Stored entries
========================================================================

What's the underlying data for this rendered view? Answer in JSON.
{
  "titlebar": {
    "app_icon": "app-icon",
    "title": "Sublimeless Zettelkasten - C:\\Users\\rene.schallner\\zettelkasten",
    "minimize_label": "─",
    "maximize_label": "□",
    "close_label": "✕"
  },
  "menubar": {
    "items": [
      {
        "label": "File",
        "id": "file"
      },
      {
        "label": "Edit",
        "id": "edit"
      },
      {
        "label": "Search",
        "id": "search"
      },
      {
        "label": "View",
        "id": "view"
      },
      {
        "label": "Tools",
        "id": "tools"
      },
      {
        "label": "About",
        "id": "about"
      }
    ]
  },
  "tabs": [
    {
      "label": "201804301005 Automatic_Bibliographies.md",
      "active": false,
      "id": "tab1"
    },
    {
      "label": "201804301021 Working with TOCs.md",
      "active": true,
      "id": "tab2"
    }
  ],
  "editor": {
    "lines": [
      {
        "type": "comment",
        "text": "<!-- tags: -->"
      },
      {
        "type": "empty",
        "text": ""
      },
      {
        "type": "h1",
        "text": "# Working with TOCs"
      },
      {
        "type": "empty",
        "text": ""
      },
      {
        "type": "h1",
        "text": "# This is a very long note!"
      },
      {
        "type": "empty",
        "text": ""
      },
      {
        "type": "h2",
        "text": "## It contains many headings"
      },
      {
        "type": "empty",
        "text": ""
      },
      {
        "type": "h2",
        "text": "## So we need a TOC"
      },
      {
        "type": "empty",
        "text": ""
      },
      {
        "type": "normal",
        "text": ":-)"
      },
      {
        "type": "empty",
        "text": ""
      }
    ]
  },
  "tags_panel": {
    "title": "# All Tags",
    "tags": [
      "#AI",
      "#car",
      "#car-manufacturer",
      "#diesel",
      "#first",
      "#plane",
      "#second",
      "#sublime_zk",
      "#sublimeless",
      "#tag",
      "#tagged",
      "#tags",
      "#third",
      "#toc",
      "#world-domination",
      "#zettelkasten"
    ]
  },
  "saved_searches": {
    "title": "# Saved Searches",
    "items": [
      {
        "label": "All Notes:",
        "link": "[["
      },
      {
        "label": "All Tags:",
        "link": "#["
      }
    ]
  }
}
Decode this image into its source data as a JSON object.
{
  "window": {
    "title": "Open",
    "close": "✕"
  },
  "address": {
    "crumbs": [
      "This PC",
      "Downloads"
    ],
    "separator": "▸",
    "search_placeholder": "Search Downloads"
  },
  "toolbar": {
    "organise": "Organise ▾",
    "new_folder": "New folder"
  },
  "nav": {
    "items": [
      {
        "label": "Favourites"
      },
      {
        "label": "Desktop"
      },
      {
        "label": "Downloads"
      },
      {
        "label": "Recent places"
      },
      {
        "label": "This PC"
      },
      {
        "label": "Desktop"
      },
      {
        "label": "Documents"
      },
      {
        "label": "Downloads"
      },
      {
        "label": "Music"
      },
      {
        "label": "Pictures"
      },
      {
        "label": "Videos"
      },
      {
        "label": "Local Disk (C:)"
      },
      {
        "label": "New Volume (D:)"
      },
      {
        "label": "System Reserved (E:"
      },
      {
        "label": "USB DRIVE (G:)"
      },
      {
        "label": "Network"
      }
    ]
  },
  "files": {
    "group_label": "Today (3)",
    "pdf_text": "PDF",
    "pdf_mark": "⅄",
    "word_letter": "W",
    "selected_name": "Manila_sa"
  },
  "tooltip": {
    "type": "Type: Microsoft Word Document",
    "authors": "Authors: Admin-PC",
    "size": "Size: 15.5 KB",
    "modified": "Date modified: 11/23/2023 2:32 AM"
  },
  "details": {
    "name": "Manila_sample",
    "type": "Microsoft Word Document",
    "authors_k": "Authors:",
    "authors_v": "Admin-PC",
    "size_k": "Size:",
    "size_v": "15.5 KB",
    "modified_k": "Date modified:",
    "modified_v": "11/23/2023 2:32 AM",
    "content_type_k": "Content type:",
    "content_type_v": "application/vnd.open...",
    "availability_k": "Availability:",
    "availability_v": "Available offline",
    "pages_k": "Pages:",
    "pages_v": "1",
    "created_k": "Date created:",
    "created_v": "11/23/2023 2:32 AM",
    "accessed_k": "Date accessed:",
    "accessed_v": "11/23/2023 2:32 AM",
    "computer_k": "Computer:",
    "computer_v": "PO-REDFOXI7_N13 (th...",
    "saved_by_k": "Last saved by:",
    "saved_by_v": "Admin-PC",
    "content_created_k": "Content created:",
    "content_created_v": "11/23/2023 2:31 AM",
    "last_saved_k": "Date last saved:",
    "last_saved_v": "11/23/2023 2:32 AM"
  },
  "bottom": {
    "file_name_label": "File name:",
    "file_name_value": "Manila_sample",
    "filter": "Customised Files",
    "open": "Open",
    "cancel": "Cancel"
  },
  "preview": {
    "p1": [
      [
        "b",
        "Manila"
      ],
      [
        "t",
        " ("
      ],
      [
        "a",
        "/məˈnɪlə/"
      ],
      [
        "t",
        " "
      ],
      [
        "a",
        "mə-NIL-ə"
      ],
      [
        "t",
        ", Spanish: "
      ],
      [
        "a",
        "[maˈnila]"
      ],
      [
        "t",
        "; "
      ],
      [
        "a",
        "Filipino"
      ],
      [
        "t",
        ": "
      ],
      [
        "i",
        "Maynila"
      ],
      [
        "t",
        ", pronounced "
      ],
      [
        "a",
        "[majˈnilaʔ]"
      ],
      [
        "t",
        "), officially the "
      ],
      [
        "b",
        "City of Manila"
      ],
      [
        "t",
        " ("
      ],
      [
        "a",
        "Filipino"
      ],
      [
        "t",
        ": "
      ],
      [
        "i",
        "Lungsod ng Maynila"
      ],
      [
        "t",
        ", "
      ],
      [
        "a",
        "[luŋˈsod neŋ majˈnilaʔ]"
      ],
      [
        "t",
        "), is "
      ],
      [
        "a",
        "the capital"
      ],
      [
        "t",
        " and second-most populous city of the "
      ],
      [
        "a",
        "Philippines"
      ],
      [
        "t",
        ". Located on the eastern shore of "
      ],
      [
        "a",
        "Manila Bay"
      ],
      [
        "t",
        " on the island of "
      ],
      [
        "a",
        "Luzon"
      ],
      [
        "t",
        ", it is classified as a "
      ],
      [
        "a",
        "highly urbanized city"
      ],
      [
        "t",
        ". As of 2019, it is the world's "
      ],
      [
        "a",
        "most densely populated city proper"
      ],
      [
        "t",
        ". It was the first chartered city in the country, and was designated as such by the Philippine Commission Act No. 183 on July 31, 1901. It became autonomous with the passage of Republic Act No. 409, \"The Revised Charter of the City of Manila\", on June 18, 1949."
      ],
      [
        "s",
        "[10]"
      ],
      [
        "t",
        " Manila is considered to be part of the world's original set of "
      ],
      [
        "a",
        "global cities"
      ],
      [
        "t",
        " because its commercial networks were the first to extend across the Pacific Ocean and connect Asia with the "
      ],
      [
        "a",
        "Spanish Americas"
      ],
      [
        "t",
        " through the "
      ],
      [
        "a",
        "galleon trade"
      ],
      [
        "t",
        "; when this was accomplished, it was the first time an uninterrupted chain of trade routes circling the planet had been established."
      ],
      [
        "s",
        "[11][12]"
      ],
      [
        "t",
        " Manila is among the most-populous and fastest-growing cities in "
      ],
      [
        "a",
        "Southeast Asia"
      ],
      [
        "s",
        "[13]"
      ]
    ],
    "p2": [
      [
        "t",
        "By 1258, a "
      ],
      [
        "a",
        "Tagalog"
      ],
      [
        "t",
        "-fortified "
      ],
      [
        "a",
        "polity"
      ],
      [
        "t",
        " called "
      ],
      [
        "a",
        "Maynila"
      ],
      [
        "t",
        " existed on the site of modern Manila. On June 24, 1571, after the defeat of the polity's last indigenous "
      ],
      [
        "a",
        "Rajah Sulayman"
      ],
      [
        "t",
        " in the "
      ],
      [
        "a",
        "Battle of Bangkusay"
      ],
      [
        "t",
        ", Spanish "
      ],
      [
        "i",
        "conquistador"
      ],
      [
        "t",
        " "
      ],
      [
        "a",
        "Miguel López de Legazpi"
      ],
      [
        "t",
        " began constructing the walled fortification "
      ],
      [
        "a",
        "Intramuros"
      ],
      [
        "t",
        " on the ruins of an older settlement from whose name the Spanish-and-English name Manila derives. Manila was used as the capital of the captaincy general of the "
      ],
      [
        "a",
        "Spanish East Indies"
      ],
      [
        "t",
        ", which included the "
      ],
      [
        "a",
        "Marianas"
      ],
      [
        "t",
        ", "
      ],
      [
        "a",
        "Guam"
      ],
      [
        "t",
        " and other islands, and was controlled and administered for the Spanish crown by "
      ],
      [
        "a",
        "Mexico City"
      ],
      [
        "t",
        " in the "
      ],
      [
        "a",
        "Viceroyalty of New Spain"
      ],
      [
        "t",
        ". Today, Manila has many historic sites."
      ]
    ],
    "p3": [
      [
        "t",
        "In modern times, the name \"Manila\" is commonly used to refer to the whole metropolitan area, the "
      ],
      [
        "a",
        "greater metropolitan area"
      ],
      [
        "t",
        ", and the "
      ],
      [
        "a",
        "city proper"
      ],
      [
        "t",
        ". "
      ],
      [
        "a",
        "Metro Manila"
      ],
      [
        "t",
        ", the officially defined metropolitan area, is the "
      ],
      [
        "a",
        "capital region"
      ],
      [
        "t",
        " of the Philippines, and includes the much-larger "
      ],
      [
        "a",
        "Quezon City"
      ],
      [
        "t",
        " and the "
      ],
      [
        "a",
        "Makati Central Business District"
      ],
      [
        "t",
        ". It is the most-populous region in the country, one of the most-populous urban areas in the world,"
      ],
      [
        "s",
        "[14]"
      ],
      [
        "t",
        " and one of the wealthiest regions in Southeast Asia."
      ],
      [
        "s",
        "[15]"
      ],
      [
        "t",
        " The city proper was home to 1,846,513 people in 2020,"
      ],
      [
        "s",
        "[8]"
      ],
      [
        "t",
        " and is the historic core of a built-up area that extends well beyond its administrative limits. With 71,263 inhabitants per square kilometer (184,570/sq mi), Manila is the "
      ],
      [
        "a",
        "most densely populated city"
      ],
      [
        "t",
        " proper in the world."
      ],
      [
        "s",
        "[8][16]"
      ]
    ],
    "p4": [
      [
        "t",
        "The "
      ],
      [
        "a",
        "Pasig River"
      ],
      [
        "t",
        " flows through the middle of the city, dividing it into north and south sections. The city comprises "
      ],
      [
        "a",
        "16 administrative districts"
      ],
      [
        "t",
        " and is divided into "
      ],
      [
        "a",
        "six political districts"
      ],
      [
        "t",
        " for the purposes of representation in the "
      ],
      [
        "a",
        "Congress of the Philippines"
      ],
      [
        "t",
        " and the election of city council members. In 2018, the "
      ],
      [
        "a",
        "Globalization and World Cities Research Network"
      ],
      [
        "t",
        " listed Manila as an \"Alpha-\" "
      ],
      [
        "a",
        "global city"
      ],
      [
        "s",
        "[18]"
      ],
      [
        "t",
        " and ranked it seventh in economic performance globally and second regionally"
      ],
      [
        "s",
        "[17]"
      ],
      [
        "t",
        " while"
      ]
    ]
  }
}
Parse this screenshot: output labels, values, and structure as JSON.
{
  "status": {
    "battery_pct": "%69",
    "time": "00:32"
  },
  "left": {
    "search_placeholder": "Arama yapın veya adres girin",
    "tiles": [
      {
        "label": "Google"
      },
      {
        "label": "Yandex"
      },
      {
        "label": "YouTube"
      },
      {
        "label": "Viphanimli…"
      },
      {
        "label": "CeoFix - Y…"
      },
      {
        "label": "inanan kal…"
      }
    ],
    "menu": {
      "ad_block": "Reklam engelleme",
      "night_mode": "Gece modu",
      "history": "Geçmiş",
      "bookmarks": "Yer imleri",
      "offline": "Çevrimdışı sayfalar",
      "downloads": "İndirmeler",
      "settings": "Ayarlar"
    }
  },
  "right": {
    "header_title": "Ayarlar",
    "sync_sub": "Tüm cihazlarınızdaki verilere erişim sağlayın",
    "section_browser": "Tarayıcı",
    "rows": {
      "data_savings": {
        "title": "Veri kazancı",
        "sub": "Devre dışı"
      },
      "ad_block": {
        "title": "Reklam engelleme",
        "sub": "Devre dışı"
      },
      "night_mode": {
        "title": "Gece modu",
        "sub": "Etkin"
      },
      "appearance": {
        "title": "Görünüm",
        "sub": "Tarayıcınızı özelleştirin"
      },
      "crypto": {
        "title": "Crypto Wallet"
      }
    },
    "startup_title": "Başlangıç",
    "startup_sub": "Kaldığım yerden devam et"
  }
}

========================================================================

• **To be done**
Search the data above for the word "into", then gather each line in which it appears.

• **Written reply**
Decode this image into its source data as a JSON object.
        " flows through the middle of the city, dividing it into north and south sections. The city comprises "
        " and is divided into "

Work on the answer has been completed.